## WHAT YOU WILL DO
Your task is to output the entries below word for word.

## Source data
[Start]

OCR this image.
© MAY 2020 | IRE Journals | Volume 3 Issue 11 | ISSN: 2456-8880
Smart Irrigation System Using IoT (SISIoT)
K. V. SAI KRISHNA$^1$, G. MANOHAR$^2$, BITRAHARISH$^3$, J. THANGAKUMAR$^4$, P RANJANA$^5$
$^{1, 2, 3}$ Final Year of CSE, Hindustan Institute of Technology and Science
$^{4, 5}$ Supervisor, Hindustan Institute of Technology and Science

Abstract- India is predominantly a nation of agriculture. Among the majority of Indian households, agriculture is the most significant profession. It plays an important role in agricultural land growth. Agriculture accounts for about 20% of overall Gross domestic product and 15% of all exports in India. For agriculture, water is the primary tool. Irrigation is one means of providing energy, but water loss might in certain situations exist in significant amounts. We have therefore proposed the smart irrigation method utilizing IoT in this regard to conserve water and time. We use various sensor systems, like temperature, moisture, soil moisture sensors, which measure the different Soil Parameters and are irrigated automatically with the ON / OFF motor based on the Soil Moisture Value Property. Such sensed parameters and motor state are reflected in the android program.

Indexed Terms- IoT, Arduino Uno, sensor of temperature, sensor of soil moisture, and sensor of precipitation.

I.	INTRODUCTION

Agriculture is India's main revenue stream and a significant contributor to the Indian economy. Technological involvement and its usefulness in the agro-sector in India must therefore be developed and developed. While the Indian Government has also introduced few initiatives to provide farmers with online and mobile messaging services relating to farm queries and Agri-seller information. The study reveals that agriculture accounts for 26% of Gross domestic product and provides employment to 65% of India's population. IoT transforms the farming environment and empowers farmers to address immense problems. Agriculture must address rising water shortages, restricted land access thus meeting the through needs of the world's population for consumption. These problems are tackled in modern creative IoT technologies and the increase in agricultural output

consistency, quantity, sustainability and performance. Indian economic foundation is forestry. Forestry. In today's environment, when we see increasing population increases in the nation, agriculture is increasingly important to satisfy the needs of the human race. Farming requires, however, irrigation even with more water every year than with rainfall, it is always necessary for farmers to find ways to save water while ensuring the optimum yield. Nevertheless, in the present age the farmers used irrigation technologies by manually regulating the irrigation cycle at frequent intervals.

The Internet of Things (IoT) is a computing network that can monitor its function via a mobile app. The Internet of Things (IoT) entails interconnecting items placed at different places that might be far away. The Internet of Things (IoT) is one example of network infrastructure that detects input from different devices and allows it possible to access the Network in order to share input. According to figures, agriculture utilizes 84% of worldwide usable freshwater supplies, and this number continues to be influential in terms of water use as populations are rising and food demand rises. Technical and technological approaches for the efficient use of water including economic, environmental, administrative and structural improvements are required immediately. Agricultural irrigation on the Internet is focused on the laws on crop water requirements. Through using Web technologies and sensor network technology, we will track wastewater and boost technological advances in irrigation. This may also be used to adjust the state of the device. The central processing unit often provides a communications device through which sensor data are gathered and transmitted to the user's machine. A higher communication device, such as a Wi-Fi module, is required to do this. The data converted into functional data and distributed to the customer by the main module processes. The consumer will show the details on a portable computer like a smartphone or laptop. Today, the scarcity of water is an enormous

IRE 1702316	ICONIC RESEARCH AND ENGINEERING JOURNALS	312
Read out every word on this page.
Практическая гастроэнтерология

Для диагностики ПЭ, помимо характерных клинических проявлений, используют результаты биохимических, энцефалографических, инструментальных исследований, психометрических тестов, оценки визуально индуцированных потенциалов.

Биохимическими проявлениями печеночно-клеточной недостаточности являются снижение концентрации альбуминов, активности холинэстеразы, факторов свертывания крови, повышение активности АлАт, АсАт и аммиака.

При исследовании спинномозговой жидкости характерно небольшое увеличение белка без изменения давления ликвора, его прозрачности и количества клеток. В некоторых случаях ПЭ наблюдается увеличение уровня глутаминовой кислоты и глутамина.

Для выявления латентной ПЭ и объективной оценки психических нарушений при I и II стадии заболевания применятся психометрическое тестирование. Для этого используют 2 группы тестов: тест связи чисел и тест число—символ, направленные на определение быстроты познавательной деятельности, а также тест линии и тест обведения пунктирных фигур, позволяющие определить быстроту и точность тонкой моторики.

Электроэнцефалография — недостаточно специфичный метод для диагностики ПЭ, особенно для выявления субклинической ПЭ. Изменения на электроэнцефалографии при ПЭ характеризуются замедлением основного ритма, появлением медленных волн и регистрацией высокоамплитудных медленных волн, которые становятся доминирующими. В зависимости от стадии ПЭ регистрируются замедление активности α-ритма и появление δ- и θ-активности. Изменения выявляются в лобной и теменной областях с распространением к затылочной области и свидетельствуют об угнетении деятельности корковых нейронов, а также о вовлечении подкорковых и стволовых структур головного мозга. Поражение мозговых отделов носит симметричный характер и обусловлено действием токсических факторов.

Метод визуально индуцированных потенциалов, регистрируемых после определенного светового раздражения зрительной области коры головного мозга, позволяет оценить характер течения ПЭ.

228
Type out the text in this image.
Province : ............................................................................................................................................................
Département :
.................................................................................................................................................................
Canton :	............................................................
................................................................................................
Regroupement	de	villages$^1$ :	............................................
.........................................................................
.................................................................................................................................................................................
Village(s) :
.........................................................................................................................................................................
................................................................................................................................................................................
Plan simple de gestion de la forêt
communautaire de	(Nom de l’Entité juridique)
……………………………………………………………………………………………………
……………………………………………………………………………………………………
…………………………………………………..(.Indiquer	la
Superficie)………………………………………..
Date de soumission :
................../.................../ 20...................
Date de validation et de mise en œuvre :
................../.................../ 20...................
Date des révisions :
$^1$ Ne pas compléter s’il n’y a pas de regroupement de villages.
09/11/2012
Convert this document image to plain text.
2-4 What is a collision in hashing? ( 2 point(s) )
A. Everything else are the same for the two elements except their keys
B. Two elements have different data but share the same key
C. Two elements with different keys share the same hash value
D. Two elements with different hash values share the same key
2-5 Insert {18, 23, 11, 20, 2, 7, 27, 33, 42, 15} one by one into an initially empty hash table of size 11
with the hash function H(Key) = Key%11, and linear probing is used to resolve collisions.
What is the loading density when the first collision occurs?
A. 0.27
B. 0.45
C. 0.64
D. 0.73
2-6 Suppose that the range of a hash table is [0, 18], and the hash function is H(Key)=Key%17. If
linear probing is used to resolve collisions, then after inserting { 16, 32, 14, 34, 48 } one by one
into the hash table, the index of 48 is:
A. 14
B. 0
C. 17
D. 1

[End]

## RESULT FOR THIS TASK
OCR this image.
© MAY 2020 | IRE Journals | Volume 3 Issue 11 | ISSN: 2456-8880
Smart Irrigation System Using IoT (SISIoT)
K. V. SAI KRISHNA$^1$, G. MANOHAR$^2$, BITRAHARISH$^3$, J. THANGAKUMAR$^4$, P RANJANA$^5$
$^{1, 2, 3}$ Final Year of CSE, Hindustan Institute of Technology and Science
$^{4, 5}$ Supervisor, Hindustan Institute of Technology and Science

Abstract- India is predominantly a nation of agriculture. Among the majority of Indian households, agriculture is the most significant profession. It plays an important role in agricultural land growth. Agriculture accounts for about 20% of overall Gross domestic product and 15% of all exports in India. For agriculture, water is the primary tool. Irrigation is one means of providing energy, but water loss might in certain situations exist in significant amounts. We have therefore proposed the smart irrigation method utilizing IoT in this regard to conserve water and time. We use various sensor systems, like temperature, moisture, soil moisture sensors, which measure the different Soil Parameters and are irrigated automatically with the ON / OFF motor based on the Soil Moisture Value Property. Such sensed parameters and motor state are reflected in the android program.

Indexed Terms- IoT, Arduino Uno, sensor of temperature, sensor of soil moisture, and sensor of precipitation.

I.	INTRODUCTION

Agriculture is India's main revenue stream and a significant contributor to the Indian economy. Technological involvement and its usefulness in the agro-sector in India must therefore be developed and developed. While the Indian Government has also introduced few initiatives to provide farmers with online and mobile messaging services relating to farm queries and Agri-seller information. The study reveals that agriculture accounts for 26% of Gross domestic product and provides employment to 65% of India's population. IoT transforms the farming environment and empowers farmers to address immense problems. Agriculture must address rising water shortages, restricted land access thus meeting the through needs of the world's population for consumption. These problems are tackled in modern creative IoT technologies and the increase in agricultural output

consistency, quantity, sustainability and performance. Indian economic foundation is forestry. Forestry. In today's environment, when we see increasing population increases in the nation, agriculture is increasingly important to satisfy the needs of the human race. Farming requires, however, irrigation even with more water every year than with rainfall, it is always necessary for farmers to find ways to save water while ensuring the optimum yield. Nevertheless, in the present age the farmers used irrigation technologies by manually regulating the irrigation cycle at frequent intervals.

The Internet of Things (IoT) is a computing network that can monitor its function via a mobile app. The Internet of Things (IoT) entails interconnecting items placed at different places that might be far away. The Internet of Things (IoT) is one example of network infrastructure that detects input from different devices and allows it possible to access the Network in order to share input. According to figures, agriculture utilizes 84% of worldwide usable freshwater supplies, and this number continues to be influential in terms of water use as populations are rising and food demand rises. Technical and technological approaches for the efficient use of water including economic, environmental, administrative and structural improvements are required immediately. Agricultural irrigation on the Internet is focused on the laws on crop water requirements. Through using Web technologies and sensor network technology, we will track wastewater and boost technological advances in irrigation. This may also be used to adjust the state of the device. The central processing unit often provides a communications device through which sensor data are gathered and transmitted to the user's machine. A higher communication device, such as a Wi-Fi module, is required to do this. The data converted into functional data and distributed to the customer by the main module processes. The consumer will show the details on a portable computer like a smartphone or laptop. Today, the scarcity of water is an enormous

IRE 1702316	ICONIC RESEARCH AND ENGINEERING JOURNALS	312
Read out every word on this page.
Практическая гастроэнтерология

Для диагностики ПЭ, помимо характерных клинических проявлений, используют результаты биохимических, энцефалографических, инструментальных исследований, психометрических тестов, оценки визуально индуцированных потенциалов.

Биохимическими проявлениями печеночно-клеточной недостаточности являются снижение концентрации альбуминов, активности холинэстеразы, факторов свертывания крови, повышение активности АлАт, АсАт и аммиака.

При исследовании спинномозговой жидкости характерно небольшое увеличение белка без изменения давления ликвора, его прозрачности и количества клеток. В некоторых случаях ПЭ наблюдается увеличение уровня глутаминовой кислоты и глутамина.

Для выявления латентной ПЭ и объективной оценки психических нарушений при I и II стадии заболевания применятся психометрическое тестирование. Для этого используют 2 группы тестов: тест связи чисел и тест число—символ, направленные на определение быстроты познавательной деятельности, а также тест линии и тест обведения пунктирных фигур, позволяющие определить быстроту и точность тонкой моторики.

Электроэнцефалография — недостаточно специфичный метод для диагностики ПЭ, особенно для выявления субклинической ПЭ. Изменения на электроэнцефалографии при ПЭ характеризуются замедлением основного ритма, появлением медленных волн и регистрацией высокоамплитудных медленных волн, которые становятся доминирующими. В зависимости от стадии ПЭ регистрируются замедление активности α-ритма и появление δ- и θ-активности. Изменения выявляются в лобной и теменной областях с распространением к затылочной области и свидетельствуют об угнетении деятельности корковых нейронов, а также о вовлечении подкорковых и стволовых структур головного мозга. Поражение мозговых отделов носит симметричный характер и обусловлено действием токсических факторов.

Метод визуально индуцированных потенциалов, регистрируемых после определенного светового раздражения зрительной области коры головного мозга, позволяет оценить характер течения ПЭ.

228
Type out the text in this image.
Province : ............................................................................................................................................................
Département :
.................................................................................................................................................................
Canton :	............................................................
................................................................................................
Regroupement	de	villages$^1$ :	............................................
.........................................................................
.................................................................................................................................................................................
Village(s) :
.........................................................................................................................................................................
................................................................................................................................................................................
Plan simple de gestion de la forêt
communautaire de	(Nom de l’Entité juridique)
……………………………………………………………………………………………………
……………………………………………………………………………………………………
…………………………………………………..(.Indiquer	la
Superficie)………………………………………..
Date de soumission :
................../.................../ 20...................
Date de validation et de mise en œuvre :
................../.................../ 20...................
Date des révisions :
$^1$ Ne pas compléter s’il n’y a pas de regroupement de villages.
09/11/2012
Convert this document image to plain text.
2-4 What is a collision in hashing? ( 2 point(s) )
A. Everything else are the same for the two elements except their keys
B. Two elements have different data but share the same key
C. Two elements with different keys share the same hash value
D. Two elements with different hash values share the same key
2-5 Insert {18, 23, 11, 20, 2, 7, 27, 33, 42, 15} one by one into an initially empty hash table of size 11
with the hash function H(Key) = Key%11, and linear probing is used to resolve collisions.
What is the loading density when the first collision occurs?
A. 0.27
B. 0.45
C. 0.64
D. 0.73
2-6 Suppose that the range of a hash table is [0, 18], and the hash function is H(Key)=Key%17. If
linear probing is used to resolve collisions, then after inserting { 16, 32, 14, 34, 48 } one by one
into the hash table, the index of 48 is:
A. 14
B. 0
C. 17
D. 1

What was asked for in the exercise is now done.